PAGE EXCERPT:
(begin)

Market participants pushed the US dollar a tad lower on the index and lifted gold prices by about half a percent in the hopes that the Fed’s meeting minutes might contain a much-awaited hint that there will be some type of easing to come out of the next gathering of the FOMC on August 1st. More on that whole issue will follow below.

Suffice it to say that we have repeatedly warned that pinning hopes (and trades) on a single factor (easing by the Fed) that remains as nebulous as could be, is a market-unhealthy construct.

"Fedspectations" have been almost completely defining the tenor in this investment sector ever since the doling out of QE2 back in November of 2010. Then again, upon the unleashing of that stimulus package we were presented with "erudite" articles on why that action meant nothing less than the actual demise of the US dollar-based currency system and the imminent advent of a hybrid gold standard. We were also assured that the Fed had completely run out of stimulus ammo and that there was nothing else left to do but to wait for hyperinflation to take hold. We all know how those forecast panned out.

Spot dealings this morning saw gold advance by $8.5 to $1,575 and silver rise 27 cents to $27.08 per ounce. Platinum and palladium also climbed but by only a more modest $1 and $3 respectively. The former was quoted at $1,421 per ounce and the latter at $578 on the bid-side. One bit of good fundamentals-based news was available to parse as regards rhodium. The noble metal’s surplus is anticipated to shrink by 62% this year and dip towards the 53,000 ounce level, owing to record worldwide automobile sales. Analysts project a price tag of $2,000 to be attached to one ounce of the exotic metal by the end of next year, according to Bloomberg News. That would constitute a 62% gain from current levels, and, for gold to match that feat, it would have to be trading around $2,500+ per ounce.

Once again, the gold bulls attempted to reclaim the $1600 value level but their efforts proved quite unsuccessful by the early afternoon hours on Tuesday. After reaching a spot-offer high of $1,603 in lively morning dealings, despite a firm dollar, the yellow metal finally succumbed to the US dollar’s seemingly inexhaustible strength (and the euro’s on-going weakness) and it fell fairly hard, along with the rest of the precious metals, as well as with crude oil prices. On Tuesday, the Energy Information Administration lowered its projections for global oil demand for this year as well as next.

(end)

SET PROBLEM A: Translate this sentence from the gold market commentary into Spanish: "Spot dealings this morning saw gold advance by $8.5 to $1,575 and silver rise 27 cents to $27.08 per ounce."

RECORD EXTRACTS:
(begin)

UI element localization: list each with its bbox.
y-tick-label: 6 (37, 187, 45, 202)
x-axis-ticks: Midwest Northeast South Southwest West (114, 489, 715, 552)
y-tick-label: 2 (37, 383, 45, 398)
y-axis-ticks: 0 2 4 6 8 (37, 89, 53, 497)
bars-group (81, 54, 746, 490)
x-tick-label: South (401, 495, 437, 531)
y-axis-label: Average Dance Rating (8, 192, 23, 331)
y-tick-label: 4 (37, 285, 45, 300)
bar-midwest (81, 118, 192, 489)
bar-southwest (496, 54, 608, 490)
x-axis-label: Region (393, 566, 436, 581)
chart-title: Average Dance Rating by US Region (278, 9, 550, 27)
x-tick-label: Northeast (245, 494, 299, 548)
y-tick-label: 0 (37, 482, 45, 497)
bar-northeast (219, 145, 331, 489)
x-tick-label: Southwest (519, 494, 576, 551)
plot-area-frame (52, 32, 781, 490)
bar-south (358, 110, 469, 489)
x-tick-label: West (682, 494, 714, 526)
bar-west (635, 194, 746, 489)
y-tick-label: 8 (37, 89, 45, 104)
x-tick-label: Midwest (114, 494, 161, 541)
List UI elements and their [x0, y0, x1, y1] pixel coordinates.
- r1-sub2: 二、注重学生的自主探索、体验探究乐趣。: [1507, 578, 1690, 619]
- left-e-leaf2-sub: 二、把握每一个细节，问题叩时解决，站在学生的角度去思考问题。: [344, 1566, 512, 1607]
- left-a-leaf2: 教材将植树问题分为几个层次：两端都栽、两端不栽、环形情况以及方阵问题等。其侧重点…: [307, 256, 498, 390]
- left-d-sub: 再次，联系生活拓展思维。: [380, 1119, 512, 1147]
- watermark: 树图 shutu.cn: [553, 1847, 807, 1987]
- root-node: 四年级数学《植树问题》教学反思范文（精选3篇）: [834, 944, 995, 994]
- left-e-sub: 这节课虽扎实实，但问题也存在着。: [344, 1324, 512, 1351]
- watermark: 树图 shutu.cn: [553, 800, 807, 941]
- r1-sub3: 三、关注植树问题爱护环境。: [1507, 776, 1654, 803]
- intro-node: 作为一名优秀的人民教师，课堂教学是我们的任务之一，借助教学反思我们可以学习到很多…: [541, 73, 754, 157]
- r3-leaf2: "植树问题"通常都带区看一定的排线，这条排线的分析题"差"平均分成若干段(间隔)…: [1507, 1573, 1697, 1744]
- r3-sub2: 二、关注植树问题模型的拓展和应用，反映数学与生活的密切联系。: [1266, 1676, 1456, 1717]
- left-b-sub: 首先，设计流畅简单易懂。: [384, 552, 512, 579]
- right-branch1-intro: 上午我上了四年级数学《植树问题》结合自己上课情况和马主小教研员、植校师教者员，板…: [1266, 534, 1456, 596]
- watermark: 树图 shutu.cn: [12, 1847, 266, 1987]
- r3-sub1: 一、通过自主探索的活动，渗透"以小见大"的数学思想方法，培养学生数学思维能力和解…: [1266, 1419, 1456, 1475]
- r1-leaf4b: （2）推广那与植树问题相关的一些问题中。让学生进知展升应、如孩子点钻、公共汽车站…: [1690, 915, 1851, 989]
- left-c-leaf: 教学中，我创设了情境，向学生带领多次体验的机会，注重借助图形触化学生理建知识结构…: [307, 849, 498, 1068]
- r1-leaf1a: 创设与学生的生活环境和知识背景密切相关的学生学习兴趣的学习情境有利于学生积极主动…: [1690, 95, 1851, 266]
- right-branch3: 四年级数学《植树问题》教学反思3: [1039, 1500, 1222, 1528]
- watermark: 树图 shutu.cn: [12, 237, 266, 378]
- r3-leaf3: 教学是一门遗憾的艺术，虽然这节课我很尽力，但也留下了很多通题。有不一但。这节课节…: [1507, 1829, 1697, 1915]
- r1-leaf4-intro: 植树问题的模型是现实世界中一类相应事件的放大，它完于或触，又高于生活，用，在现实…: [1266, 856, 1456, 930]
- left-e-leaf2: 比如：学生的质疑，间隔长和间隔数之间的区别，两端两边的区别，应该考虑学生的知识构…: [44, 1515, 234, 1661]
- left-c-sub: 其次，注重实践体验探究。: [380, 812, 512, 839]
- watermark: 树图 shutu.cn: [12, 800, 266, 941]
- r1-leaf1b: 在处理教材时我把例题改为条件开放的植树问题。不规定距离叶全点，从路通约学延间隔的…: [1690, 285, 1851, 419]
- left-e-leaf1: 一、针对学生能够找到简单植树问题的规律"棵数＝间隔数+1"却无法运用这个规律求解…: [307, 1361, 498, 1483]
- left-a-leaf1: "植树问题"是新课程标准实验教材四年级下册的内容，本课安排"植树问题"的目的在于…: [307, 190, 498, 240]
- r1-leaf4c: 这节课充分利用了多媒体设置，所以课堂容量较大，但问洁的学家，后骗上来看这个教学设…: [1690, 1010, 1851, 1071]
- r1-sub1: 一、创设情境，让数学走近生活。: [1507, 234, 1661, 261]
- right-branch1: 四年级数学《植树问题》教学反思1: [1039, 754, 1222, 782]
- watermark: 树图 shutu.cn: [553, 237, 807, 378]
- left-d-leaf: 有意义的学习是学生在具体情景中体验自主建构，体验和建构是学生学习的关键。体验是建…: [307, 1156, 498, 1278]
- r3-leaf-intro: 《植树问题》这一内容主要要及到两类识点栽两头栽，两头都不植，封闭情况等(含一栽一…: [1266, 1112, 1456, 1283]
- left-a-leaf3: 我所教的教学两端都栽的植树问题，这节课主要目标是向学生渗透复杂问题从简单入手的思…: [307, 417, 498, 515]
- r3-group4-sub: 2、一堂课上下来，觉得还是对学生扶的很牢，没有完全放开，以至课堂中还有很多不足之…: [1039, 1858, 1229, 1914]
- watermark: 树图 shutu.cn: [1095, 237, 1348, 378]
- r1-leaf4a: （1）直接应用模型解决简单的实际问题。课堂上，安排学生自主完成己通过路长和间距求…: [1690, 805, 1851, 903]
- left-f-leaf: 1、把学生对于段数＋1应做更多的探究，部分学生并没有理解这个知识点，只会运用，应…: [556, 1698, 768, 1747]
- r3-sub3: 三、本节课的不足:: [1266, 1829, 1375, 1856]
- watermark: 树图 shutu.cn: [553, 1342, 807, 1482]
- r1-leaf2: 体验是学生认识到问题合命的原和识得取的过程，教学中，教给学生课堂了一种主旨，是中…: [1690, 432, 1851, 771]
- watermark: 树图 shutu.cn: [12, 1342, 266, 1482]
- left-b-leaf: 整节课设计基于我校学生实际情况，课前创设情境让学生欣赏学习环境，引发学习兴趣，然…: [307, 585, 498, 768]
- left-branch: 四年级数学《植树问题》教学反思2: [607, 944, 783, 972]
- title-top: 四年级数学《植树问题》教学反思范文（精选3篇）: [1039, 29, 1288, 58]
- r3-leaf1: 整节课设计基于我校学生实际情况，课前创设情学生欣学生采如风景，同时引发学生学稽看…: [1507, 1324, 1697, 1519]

(end)
(begin)

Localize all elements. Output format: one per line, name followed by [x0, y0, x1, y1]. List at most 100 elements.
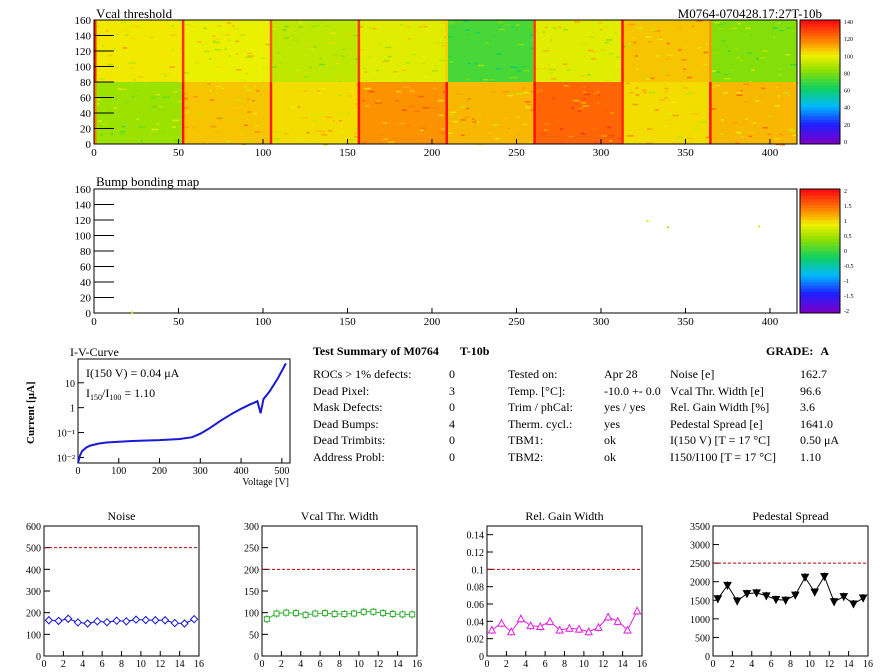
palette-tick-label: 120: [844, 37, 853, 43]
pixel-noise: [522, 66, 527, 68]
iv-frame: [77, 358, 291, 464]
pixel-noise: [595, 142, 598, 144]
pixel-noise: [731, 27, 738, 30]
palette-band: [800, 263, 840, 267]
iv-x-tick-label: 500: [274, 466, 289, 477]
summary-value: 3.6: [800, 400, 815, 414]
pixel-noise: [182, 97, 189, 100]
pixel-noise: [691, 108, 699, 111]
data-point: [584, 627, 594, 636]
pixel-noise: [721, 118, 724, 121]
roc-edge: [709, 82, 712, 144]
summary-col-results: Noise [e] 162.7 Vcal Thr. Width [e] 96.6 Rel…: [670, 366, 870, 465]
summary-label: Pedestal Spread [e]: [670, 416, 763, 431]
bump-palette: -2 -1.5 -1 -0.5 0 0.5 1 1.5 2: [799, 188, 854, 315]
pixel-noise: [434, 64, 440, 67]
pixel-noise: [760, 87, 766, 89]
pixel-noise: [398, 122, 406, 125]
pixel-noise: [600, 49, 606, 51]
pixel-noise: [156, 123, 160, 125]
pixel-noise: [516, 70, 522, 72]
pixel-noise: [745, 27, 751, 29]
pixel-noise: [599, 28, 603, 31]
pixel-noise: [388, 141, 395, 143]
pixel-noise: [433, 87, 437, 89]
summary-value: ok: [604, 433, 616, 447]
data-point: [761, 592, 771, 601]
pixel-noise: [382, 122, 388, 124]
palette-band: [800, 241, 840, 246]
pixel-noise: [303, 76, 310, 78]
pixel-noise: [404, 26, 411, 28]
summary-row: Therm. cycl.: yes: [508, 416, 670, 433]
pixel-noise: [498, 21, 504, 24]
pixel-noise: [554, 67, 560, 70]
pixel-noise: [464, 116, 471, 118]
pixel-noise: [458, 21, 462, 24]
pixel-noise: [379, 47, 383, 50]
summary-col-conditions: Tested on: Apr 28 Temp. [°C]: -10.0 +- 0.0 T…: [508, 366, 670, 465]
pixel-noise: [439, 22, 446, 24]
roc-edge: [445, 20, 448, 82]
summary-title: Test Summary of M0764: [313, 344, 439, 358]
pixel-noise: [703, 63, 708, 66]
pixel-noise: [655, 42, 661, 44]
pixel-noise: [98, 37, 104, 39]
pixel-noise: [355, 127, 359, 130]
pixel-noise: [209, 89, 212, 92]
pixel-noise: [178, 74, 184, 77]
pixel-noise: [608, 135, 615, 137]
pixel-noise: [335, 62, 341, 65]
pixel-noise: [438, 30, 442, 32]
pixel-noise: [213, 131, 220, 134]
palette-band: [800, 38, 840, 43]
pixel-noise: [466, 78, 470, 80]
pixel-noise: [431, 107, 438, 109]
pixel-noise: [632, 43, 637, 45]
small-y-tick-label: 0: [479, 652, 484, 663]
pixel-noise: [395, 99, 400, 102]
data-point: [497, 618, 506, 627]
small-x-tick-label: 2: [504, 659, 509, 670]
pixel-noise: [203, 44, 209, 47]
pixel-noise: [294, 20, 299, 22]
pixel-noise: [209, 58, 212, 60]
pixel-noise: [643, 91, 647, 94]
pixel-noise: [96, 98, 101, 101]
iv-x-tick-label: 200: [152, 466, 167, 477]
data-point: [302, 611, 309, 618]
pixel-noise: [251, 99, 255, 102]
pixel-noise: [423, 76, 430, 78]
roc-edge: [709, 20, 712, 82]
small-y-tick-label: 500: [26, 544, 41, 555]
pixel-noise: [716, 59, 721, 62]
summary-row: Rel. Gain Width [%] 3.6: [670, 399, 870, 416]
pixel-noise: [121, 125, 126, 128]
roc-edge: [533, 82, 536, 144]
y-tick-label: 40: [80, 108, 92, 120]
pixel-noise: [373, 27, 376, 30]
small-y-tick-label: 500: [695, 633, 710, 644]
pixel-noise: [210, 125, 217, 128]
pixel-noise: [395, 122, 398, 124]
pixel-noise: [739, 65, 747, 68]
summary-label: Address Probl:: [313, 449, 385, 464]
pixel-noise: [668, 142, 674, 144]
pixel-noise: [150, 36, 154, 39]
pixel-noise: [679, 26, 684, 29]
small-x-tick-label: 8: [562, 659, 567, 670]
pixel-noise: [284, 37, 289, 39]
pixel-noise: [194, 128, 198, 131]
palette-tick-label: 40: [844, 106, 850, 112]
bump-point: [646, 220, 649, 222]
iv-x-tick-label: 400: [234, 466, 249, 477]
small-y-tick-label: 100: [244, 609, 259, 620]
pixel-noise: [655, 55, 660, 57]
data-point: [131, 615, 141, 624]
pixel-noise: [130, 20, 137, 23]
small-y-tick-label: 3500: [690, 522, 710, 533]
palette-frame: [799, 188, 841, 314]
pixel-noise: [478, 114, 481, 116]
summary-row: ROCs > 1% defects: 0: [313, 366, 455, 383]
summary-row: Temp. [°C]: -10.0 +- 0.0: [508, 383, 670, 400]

(end)
(begin)

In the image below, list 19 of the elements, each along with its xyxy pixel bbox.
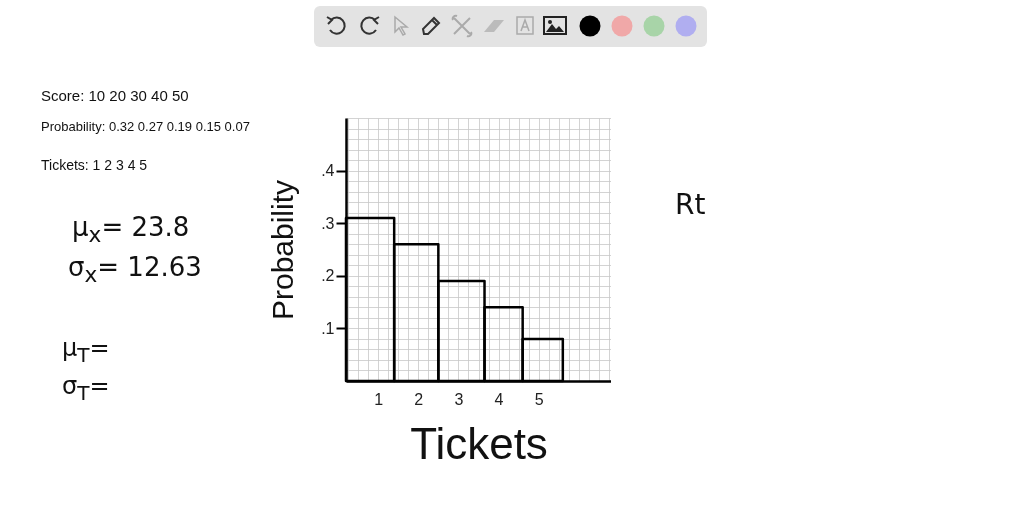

(end)

SET PROBLEM B: Quote the rows of the first block word for word, from the row with "UI element localization: list" to the row with "x-tick-label: Midwest (114, 494, 161, 541)", both included.

OUTPUT A: En las operaciones al contado de esta mañana, el oro avanzó 8,5 dólares hasta 1.575 dólares y la plata subió 27 centavos hasta 27,08 dólares por onza.

OUTPUT B:
UI element localization: list each with its bbox.
y-tick-label: 6 (37, 187, 45, 202)
x-axis-ticks: Midwest Northeast South Southwest West (114, 489, 715, 552)
y-tick-label: 2 (37, 383, 45, 398)
y-axis-ticks: 0 2 4 6 8 (37, 89, 53, 497)
bars-group (81, 54, 746, 490)
x-tick-label: South (401, 495, 437, 531)
y-axis-label: Average Dance Rating (8, 192, 23, 331)
y-tick-label: 4 (37, 285, 45, 300)
bar-midwest (81, 118, 192, 489)
bar-southwest (496, 54, 608, 490)
x-axis-label: Region (393, 566, 436, 581)
chart-title: Average Dance Rating by US Region (278, 9, 550, 27)
x-tick-label: Northeast (245, 494, 299, 548)
y-tick-label: 0 (37, 482, 45, 497)
bar-northeast (219, 145, 331, 489)
x-tick-label: Southwest (519, 494, 576, 551)
plot-area-frame (52, 32, 781, 490)
bar-south (358, 110, 469, 489)
x-tick-label: West (682, 494, 714, 526)
bar-west (635, 194, 746, 489)
y-tick-label: 8 (37, 89, 45, 104)
x-tick-label: Midwest (114, 494, 161, 541)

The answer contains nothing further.